GOAL: List all the lines in these records that hold "image".

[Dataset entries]

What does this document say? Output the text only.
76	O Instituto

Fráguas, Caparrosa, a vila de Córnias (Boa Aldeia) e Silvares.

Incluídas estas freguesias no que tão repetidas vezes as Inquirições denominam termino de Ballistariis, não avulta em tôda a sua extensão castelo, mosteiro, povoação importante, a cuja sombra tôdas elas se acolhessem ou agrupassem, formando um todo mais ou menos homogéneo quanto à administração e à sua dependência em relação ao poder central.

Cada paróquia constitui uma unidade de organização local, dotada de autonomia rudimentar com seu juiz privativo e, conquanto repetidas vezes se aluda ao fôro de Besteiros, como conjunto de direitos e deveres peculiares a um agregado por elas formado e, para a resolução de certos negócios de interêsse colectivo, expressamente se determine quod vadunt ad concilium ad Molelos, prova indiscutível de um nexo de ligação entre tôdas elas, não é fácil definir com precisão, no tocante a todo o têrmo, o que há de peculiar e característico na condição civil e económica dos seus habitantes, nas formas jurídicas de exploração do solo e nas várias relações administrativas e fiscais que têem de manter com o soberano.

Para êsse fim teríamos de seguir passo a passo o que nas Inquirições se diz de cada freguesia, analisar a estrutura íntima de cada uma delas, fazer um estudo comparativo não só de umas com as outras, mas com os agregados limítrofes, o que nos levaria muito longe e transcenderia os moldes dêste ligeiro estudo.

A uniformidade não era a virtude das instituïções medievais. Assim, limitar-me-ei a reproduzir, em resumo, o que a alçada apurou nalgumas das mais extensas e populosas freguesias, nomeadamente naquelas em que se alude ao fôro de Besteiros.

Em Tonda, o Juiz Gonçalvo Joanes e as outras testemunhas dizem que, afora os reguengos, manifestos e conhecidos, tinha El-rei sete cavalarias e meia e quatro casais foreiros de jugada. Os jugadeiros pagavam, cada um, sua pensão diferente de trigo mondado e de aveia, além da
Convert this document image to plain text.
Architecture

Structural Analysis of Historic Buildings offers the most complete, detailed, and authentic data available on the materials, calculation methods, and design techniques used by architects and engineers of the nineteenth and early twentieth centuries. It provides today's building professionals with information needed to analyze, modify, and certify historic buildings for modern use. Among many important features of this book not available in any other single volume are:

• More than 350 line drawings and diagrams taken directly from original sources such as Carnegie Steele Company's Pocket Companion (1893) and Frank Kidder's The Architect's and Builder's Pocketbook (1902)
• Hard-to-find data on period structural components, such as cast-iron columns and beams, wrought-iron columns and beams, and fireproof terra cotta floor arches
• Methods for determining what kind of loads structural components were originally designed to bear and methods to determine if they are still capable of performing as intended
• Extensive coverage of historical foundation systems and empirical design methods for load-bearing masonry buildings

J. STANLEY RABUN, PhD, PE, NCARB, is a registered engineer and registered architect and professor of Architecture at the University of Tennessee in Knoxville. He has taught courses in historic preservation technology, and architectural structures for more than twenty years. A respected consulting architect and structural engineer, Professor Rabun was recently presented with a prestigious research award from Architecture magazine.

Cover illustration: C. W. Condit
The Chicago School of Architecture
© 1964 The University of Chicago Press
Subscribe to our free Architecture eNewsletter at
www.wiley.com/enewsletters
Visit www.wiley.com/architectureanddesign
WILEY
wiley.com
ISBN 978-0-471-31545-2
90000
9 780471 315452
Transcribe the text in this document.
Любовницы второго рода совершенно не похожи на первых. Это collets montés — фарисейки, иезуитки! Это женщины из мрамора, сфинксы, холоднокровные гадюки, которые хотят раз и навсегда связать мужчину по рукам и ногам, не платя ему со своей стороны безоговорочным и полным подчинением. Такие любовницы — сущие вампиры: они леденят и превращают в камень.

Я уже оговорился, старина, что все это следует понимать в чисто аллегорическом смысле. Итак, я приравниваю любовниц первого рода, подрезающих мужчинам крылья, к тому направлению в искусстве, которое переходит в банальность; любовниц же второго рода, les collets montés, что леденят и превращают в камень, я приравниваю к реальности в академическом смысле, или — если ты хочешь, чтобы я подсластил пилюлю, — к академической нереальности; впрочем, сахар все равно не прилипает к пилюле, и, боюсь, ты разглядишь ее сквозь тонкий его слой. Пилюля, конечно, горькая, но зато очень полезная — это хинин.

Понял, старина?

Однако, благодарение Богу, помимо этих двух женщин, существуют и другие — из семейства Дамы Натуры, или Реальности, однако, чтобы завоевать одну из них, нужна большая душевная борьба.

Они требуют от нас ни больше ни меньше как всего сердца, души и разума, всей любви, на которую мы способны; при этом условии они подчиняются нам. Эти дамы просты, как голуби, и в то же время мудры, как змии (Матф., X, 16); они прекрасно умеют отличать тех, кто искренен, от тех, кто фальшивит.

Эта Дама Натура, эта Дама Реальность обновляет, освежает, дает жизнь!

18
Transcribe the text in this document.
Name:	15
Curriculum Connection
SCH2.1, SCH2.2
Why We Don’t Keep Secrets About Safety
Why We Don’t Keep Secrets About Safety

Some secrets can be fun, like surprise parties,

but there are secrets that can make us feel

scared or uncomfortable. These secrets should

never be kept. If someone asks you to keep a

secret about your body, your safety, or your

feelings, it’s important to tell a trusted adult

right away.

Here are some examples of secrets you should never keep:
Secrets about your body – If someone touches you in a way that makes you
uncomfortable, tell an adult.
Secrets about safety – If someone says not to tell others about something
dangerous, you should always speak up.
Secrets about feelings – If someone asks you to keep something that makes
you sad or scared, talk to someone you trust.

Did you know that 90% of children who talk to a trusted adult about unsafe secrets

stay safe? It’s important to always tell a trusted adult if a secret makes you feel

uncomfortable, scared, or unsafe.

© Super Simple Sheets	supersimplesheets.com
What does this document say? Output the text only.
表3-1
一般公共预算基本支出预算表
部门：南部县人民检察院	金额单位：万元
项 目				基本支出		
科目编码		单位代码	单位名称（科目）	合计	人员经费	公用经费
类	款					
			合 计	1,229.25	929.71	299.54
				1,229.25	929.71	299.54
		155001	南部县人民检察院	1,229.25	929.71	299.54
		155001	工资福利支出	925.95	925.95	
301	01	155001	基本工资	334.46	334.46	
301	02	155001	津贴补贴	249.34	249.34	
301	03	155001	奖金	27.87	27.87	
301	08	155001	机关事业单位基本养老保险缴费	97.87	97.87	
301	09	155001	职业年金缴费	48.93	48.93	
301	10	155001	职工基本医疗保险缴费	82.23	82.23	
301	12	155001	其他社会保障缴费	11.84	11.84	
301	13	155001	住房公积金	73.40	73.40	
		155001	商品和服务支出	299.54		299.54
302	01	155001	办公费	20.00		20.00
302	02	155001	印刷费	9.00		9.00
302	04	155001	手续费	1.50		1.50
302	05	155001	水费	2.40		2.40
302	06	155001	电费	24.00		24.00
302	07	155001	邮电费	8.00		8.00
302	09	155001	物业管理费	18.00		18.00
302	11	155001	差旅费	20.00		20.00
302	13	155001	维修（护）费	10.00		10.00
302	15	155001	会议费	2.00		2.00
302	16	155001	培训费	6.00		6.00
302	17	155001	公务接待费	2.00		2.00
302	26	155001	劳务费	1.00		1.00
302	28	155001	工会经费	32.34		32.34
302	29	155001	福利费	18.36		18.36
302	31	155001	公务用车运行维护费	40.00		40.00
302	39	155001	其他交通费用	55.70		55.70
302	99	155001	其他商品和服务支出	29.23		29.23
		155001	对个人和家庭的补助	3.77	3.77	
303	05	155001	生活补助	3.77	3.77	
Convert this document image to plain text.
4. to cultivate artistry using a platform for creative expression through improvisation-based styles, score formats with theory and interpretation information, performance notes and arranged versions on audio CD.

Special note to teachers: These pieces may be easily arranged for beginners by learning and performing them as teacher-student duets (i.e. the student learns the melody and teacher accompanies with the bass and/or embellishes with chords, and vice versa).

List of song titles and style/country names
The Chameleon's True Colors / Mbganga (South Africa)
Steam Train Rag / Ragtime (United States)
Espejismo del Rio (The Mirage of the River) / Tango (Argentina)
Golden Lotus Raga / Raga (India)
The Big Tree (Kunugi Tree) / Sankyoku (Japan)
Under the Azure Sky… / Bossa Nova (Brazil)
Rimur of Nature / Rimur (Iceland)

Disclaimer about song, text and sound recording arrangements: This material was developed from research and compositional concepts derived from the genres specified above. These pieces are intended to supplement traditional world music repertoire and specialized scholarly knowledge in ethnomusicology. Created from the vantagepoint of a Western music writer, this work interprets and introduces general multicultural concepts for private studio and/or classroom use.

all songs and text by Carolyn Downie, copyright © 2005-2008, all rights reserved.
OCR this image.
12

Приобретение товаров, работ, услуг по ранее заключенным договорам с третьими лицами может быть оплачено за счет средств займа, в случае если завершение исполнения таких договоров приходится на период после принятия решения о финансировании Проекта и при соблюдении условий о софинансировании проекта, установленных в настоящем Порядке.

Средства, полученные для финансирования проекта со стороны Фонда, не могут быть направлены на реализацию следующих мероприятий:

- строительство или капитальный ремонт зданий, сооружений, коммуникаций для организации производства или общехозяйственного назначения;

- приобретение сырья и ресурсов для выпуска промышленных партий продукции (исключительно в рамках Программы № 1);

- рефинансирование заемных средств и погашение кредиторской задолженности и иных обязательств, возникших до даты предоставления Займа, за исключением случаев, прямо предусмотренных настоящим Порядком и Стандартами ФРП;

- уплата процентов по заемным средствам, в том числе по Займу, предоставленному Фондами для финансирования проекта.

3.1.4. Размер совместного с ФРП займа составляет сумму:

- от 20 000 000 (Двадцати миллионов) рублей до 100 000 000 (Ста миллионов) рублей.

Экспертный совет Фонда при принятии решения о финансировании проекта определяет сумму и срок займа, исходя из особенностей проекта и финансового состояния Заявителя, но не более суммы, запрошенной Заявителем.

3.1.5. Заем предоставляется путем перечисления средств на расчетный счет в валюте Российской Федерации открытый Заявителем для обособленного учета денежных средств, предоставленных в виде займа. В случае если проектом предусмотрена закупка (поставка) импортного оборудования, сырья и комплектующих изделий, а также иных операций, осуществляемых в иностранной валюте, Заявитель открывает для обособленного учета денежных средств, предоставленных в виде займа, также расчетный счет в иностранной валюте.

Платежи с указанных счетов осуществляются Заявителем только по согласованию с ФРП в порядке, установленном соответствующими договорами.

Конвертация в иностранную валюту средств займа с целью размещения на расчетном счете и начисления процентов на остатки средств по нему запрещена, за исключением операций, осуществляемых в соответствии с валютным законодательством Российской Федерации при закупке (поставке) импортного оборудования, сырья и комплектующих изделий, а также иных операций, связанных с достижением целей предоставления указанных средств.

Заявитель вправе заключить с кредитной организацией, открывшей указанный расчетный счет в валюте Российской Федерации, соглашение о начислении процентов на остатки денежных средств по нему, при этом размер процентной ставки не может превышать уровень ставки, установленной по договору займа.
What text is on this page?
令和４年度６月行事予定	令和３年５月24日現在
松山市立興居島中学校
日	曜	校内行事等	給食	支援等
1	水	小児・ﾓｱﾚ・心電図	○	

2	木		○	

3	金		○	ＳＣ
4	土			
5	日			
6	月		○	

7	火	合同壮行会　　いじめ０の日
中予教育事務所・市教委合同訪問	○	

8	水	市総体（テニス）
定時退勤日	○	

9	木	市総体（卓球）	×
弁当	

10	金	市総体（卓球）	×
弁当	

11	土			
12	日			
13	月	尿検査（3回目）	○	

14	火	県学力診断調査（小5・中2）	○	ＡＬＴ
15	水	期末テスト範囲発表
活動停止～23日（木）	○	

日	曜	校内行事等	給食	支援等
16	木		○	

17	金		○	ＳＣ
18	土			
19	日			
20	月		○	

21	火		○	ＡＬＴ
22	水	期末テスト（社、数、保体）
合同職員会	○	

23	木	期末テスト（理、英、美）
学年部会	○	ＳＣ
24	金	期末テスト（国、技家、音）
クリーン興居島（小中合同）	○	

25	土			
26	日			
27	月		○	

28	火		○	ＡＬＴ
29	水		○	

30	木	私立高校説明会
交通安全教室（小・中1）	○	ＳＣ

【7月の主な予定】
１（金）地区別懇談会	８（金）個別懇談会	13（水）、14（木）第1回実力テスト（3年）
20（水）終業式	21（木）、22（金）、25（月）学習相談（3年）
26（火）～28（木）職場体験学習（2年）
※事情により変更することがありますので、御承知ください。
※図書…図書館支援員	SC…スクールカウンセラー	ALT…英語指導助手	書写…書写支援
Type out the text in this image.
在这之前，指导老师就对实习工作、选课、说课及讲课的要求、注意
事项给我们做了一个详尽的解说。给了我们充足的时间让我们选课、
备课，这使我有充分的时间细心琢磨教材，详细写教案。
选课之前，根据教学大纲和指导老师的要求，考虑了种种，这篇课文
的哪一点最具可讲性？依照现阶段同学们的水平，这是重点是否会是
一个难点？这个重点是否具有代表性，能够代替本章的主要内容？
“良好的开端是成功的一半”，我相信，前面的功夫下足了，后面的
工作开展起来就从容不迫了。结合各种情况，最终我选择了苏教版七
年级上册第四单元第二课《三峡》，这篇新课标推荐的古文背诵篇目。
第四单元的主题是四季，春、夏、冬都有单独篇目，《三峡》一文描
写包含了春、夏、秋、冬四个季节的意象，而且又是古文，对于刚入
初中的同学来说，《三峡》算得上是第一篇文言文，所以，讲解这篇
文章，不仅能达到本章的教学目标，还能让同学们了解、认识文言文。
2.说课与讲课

RESULT OF THE EXERCISE:
Convert this document image to plain text.
Convert this document image to plain text.
OCR this image.
Type out the text in this image.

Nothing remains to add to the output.